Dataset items

+++

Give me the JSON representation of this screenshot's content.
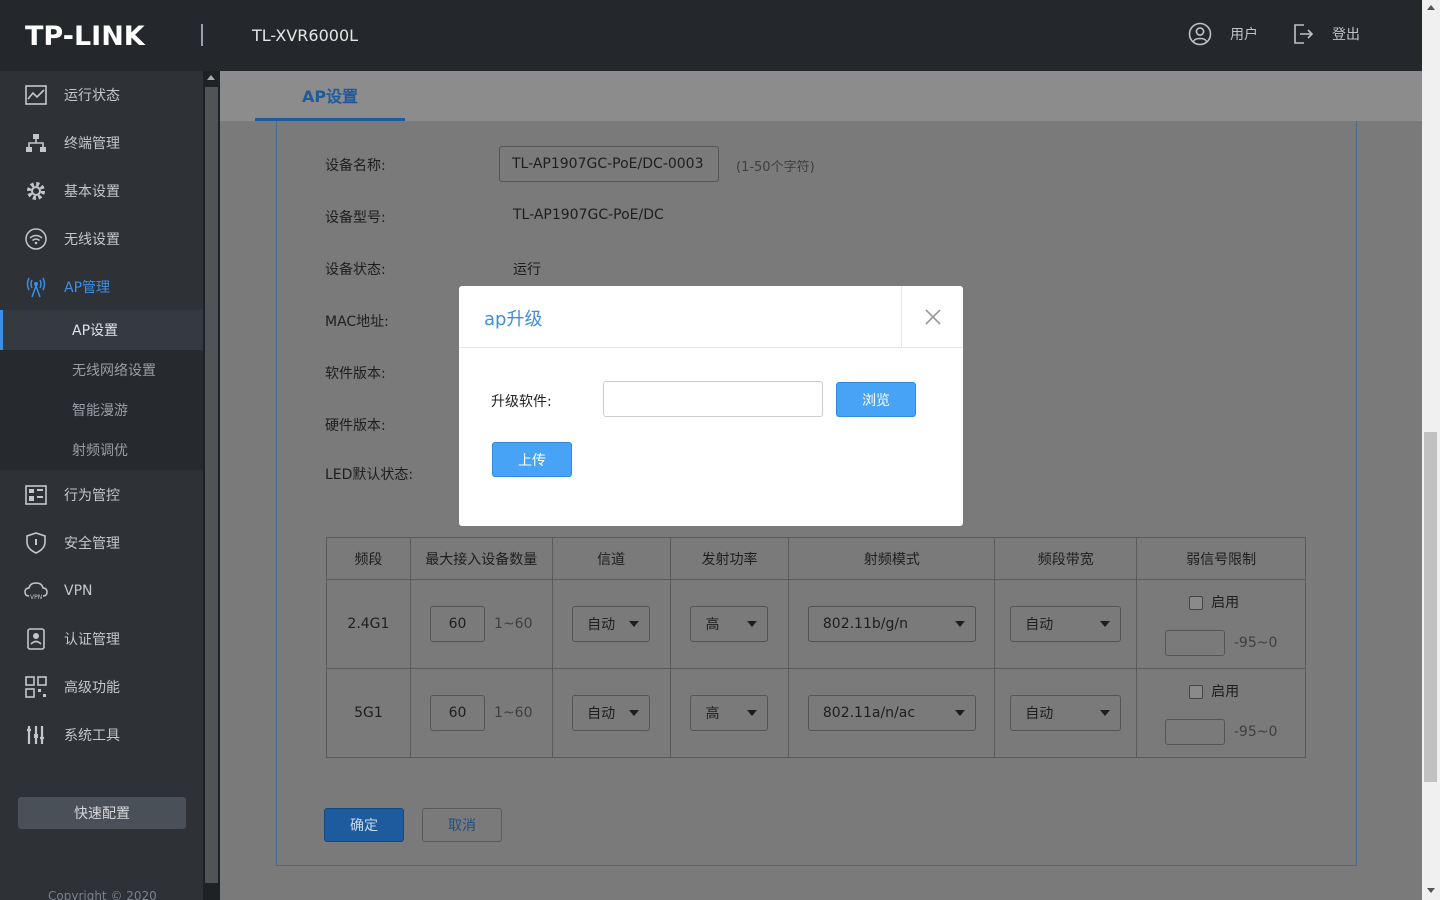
{
  "header": {
    "logo": "TP-LINK",
    "model": "TL-XVR6000L",
    "user_label": "用户",
    "logout_label": "登出"
  },
  "sidebar": {
    "items": [
      {
        "label": "运行状态",
        "icon": "chart-icon"
      },
      {
        "label": "终端管理",
        "icon": "network-tree-icon"
      },
      {
        "label": "基本设置",
        "icon": "gear-icon"
      },
      {
        "label": "无线设置",
        "icon": "wifi-icon"
      },
      {
        "label": "AP管理",
        "icon": "ap-broadcast-icon",
        "active": true
      },
      {
        "label": "行为管控",
        "icon": "monitor-control-icon"
      },
      {
        "label": "安全管理",
        "icon": "shield-icon"
      },
      {
        "label": "VPN",
        "icon": "vpn-cloud-icon"
      },
      {
        "label": "认证管理",
        "icon": "badge-icon"
      },
      {
        "label": "高级功能",
        "icon": "grid-icon"
      },
      {
        "label": "系统工具",
        "icon": "tools-icon"
      }
    ],
    "sub_items": [
      {
        "label": "AP设置",
        "active": true
      },
      {
        "label": "无线网络设置"
      },
      {
        "label": "智能漫游"
      },
      {
        "label": "射频调优"
      }
    ],
    "quick_config": "快速配置",
    "copyright": "Copyright © 2020"
  },
  "tab": {
    "label": "AP设置"
  },
  "form": {
    "device_name_label": "设备名称:",
    "device_name_value": "TL-AP1907GC-PoE/DC-0003",
    "device_name_hint": "(1-50个字符)",
    "device_model_label": "设备型号:",
    "device_model_value": "TL-AP1907GC-PoE/DC",
    "device_status_label": "设备状态:",
    "device_status_value": "运行",
    "mac_label": "MAC地址:",
    "software_label": "软件版本:",
    "hardware_label": "硬件版本:",
    "led_label": "LED默认状态:"
  },
  "radio_table": {
    "headers": [
      "频段",
      "最大接入设备数量",
      "信道",
      "发射功率",
      "射频模式",
      "频段带宽",
      "弱信号限制"
    ],
    "rows": [
      {
        "band": "2.4G1",
        "max_devices": "60",
        "range": "1~60",
        "channel": "自动",
        "power": "高",
        "mode": "802.11b/g/n",
        "bandwidth": "自动",
        "enable_label": "启用",
        "signal_range": "-95~0"
      },
      {
        "band": "5G1",
        "max_devices": "60",
        "range": "1~60",
        "channel": "自动",
        "power": "高",
        "mode": "802.11a/n/ac",
        "bandwidth": "自动",
        "enable_label": "启用",
        "signal_range": "-95~0"
      }
    ]
  },
  "buttons": {
    "ok": "确定",
    "cancel": "取消"
  },
  "modal": {
    "title": "ap升级",
    "upgrade_label": "升级软件:",
    "browse": "浏览",
    "upload": "上传"
  },
  "colors": {
    "accent": "#3b8fe8",
    "modal_button": "#47a3f5",
    "header_bg": "#24272b",
    "sidebar_bg": "#2e3237"
  }
}
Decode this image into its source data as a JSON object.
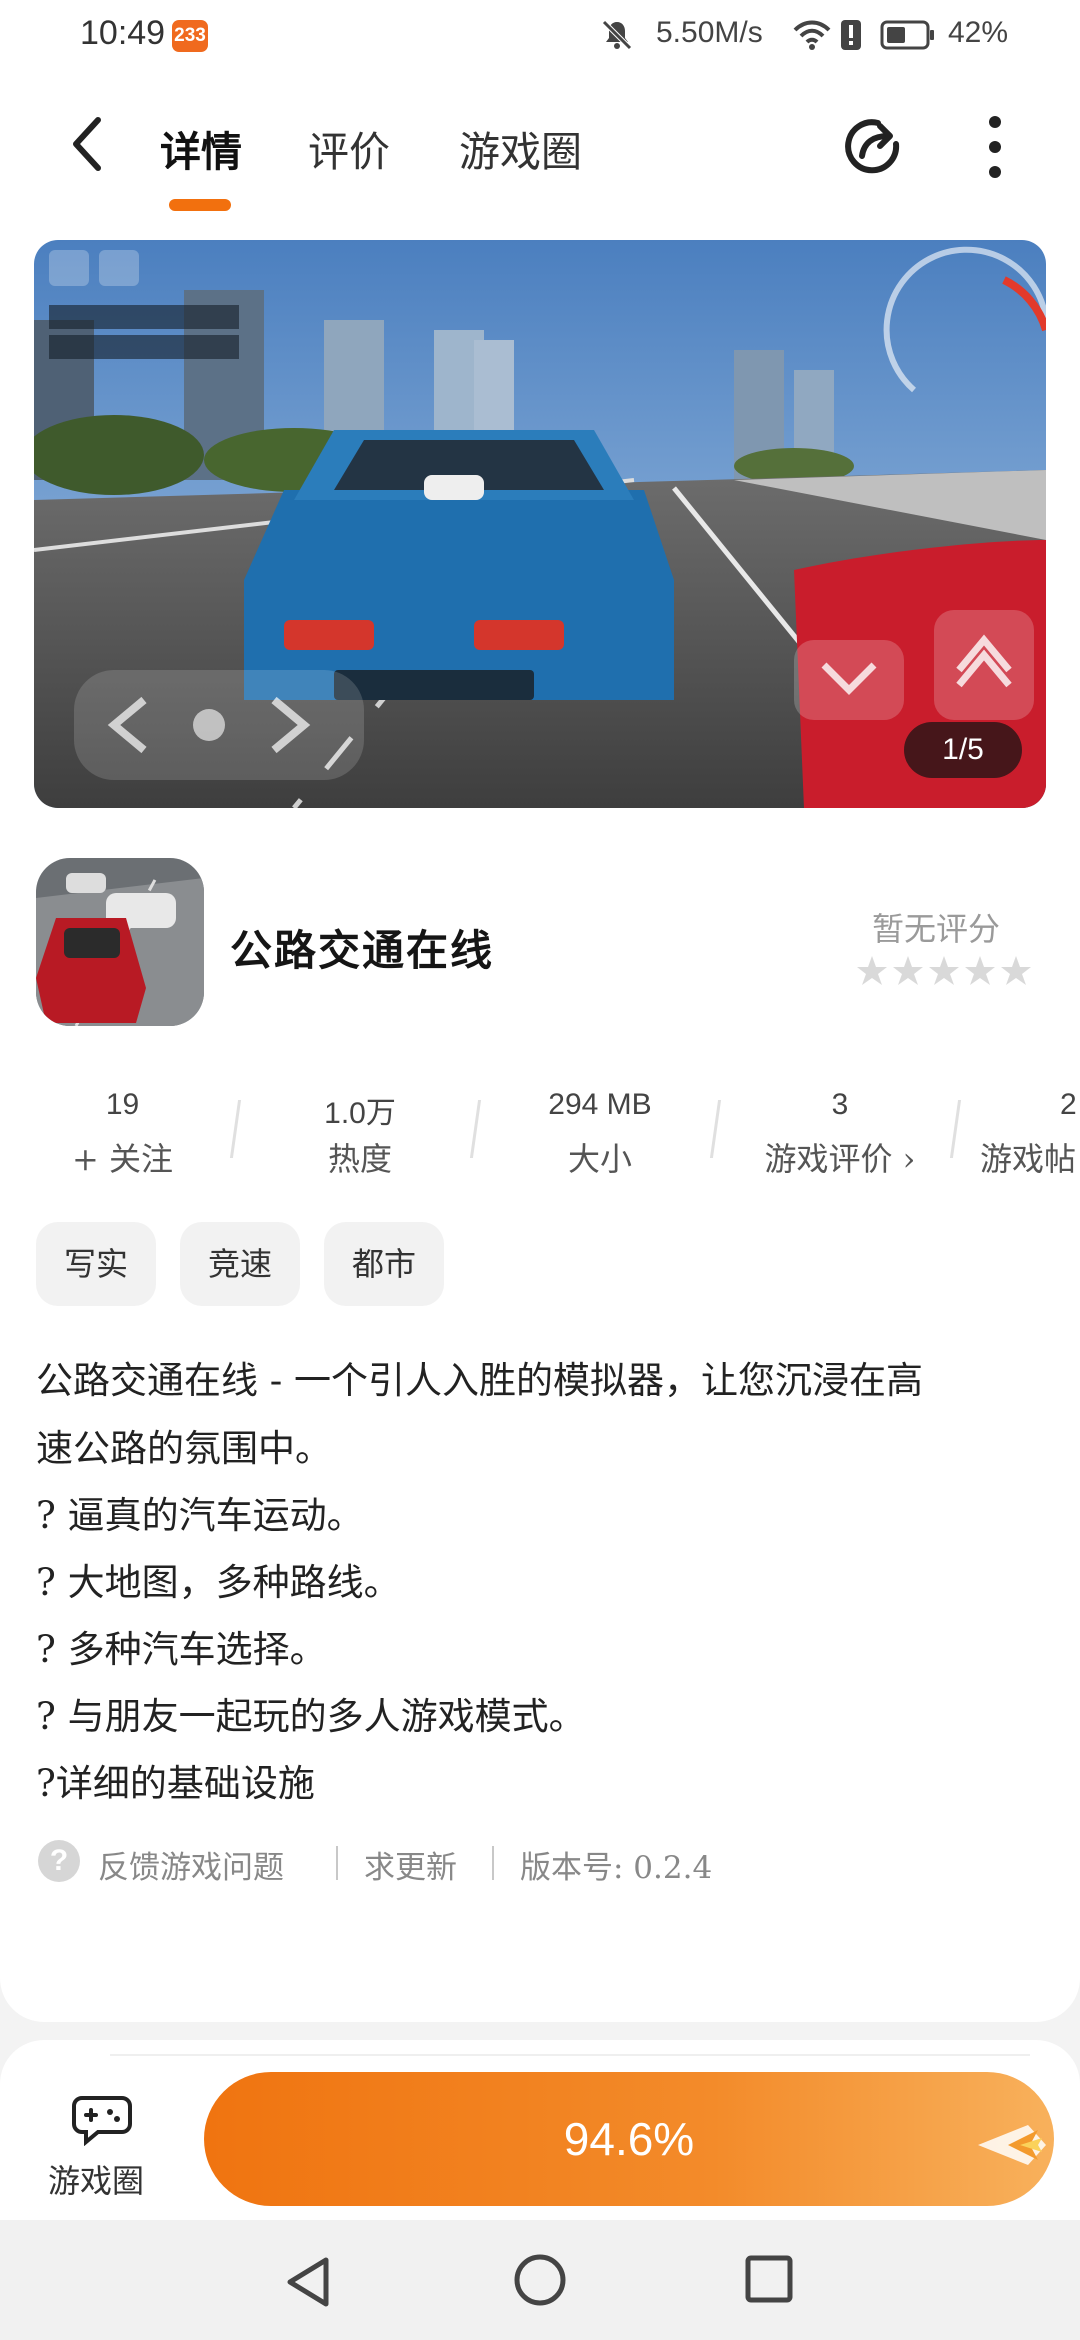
{
  "status_bar": {
    "time": "10:49",
    "badge": "233",
    "net_speed": "5.50M/s",
    "battery_percent": "42%",
    "icons": [
      "mute-icon",
      "wifi-icon",
      "alert-icon",
      "battery-icon"
    ]
  },
  "nav": {
    "tabs": [
      {
        "label": "详情",
        "active": true
      },
      {
        "label": "评价",
        "active": false
      },
      {
        "label": "游戏圈",
        "active": false
      }
    ],
    "icons": [
      "back-arrow-icon",
      "share-icon",
      "more-vertical-icon"
    ]
  },
  "gallery": {
    "counter": "1/5"
  },
  "app": {
    "name": "公路交通在线",
    "rating_text": "暂无评分",
    "stars_filled": 0,
    "stars_total": 5
  },
  "stats": [
    {
      "value": "19",
      "label": "+ 关注"
    },
    {
      "value": "1.0万",
      "label": "热度"
    },
    {
      "value": "294 MB",
      "label": "大小"
    },
    {
      "value": "3",
      "label": "游戏评价 ›"
    },
    {
      "value": "2",
      "label": "游戏帖"
    }
  ],
  "tags": [
    "写实",
    "竞速",
    "都市"
  ],
  "description": [
    "公路交通在线 - 一个引人入胜的模拟器，让您沉浸在高",
    "速公路的氛围中。",
    "? 逼真的汽车运动。",
    "? 大地图，多种路线。",
    "? 多种汽车选择。",
    "? 与朋友一起玩的多人游戏模式。",
    "?详细的基础设施"
  ],
  "footer": {
    "help_icon": "?",
    "feedback": "反馈游戏问题",
    "request_update": "求更新",
    "version": "版本号: 0.2.4"
  },
  "bottom": {
    "circle_label": "游戏圈",
    "download_progress_text": "94.6%",
    "download_progress": 0.946,
    "accent_color": "#f2700e"
  }
}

+++

All entries are to be retyped exactly. Omit any embedded images.

# Solution to the exercise
Give me the JSON representation of this screenshot's content.
{
  "header": {
    "logo": "TP-LINK",
    "model": "TL-XVR6000L",
    "user_label": "用户",
    "logout_label": "登出"
  },
  "sidebar": {
    "items": [
      {
        "label": "运行状态",
        "icon": "chart-icon"
      },
      {
        "label": "终端管理",
        "icon": "network-tree-icon"
      },
      {
        "label": "基本设置",
        "icon": "gear-icon"
      },
      {
        "label": "无线设置",
        "icon": "wifi-icon"
      },
      {
        "label": "AP管理",
        "icon": "ap-broadcast-icon",
        "active": true
      },
      {
        "label": "行为管控",
        "icon": "monitor-control-icon"
      },
      {
        "label": "安全管理",
        "icon": "shield-icon"
      },
      {
        "label": "VPN",
        "icon": "vpn-cloud-icon"
      },
      {
        "label": "认证管理",
        "icon": "badge-icon"
      },
      {
        "label": "高级功能",
        "icon": "grid-icon"
      },
      {
        "label": "系统工具",
        "icon": "tools-icon"
      }
    ],
    "sub_items": [
      {
        "label": "AP设置",
        "active": true
      },
      {
        "label": "无线网络设置"
      },
      {
        "label": "智能漫游"
      },
      {
        "label": "射频调优"
      }
    ],
    "quick_config": "快速配置",
    "copyright": "Copyright © 2020"
  },
  "tab": {
    "label": "AP设置"
  },
  "form": {
    "device_name_label": "设备名称:",
    "device_name_value": "TL-AP1907GC-PoE/DC-0003",
    "device_name_hint": "(1-50个字符)",
    "device_model_label": "设备型号:",
    "device_model_value": "TL-AP1907GC-PoE/DC",
    "device_status_label": "设备状态:",
    "device_status_value": "运行",
    "mac_label": "MAC地址:",
    "software_label": "软件版本:",
    "hardware_label": "硬件版本:",
    "led_label": "LED默认状态:"
  },
  "radio_table": {
    "headers": [
      "频段",
      "最大接入设备数量",
      "信道",
      "发射功率",
      "射频模式",
      "频段带宽",
      "弱信号限制"
    ],
    "rows": [
      {
        "band": "2.4G1",
        "max_devices": "60",
        "range": "1~60",
        "channel": "自动",
        "power": "高",
        "mode": "802.11b/g/n",
        "bandwidth": "自动",
        "enable_label": "启用",
        "signal_range": "-95~0"
      },
      {
        "band": "5G1",
        "max_devices": "60",
        "range": "1~60",
        "channel": "自动",
        "power": "高",
        "mode": "802.11a/n/ac",
        "bandwidth": "自动",
        "enable_label": "启用",
        "signal_range": "-95~0"
      }
    ]
  },
  "buttons": {
    "ok": "确定",
    "cancel": "取消"
  },
  "modal": {
    "title": "ap升级",
    "upgrade_label": "升级软件:",
    "browse": "浏览",
    "upload": "上传"
  },
  "colors": {
    "accent": "#3b8fe8",
    "modal_button": "#47a3f5",
    "header_bg": "#24272b",
    "sidebar_bg": "#2e3237"
  }
}
Decode this image into its source data as a JSON object.
{
  "status_bar": {
    "time": "10:49",
    "badge": "233",
    "net_speed": "5.50M/s",
    "battery_percent": "42%",
    "icons": [
      "mute-icon",
      "wifi-icon",
      "alert-icon",
      "battery-icon"
    ]
  },
  "nav": {
    "tabs": [
      {
        "label": "详情",
        "active": true
      },
      {
        "label": "评价",
        "active": false
      },
      {
        "label": "游戏圈",
        "active": false
      }
    ],
    "icons": [
      "back-arrow-icon",
      "share-icon",
      "more-vertical-icon"
    ]
  },
  "gallery": {
    "counter": "1/5"
  },
  "app": {
    "name": "公路交通在线",
    "rating_text": "暂无评分",
    "stars_filled": 0,
    "stars_total": 5
  },
  "stats": [
    {
      "value": "19",
      "label": "+ 关注"
    },
    {
      "value": "1.0万",
      "label": "热度"
    },
    {
      "value": "294 MB",
      "label": "大小"
    },
    {
      "value": "3",
      "label": "游戏评价 ›"
    },
    {
      "value": "2",
      "label": "游戏帖"
    }
  ],
  "tags": [
    "写实",
    "竞速",
    "都市"
  ],
  "description": [
    "公路交通在线 - 一个引人入胜的模拟器，让您沉浸在高",
    "速公路的氛围中。",
    "? 逼真的汽车运动。",
    "? 大地图，多种路线。",
    "? 多种汽车选择。",
    "? 与朋友一起玩的多人游戏模式。",
    "?详细的基础设施"
  ],
  "footer": {
    "help_icon": "?",
    "feedback": "反馈游戏问题",
    "request_update": "求更新",
    "version": "版本号: 0.2.4"
  },
  "bottom": {
    "circle_label": "游戏圈",
    "download_progress_text": "94.6%",
    "download_progress": 0.946,
    "accent_color": "#f2700e"
  }
}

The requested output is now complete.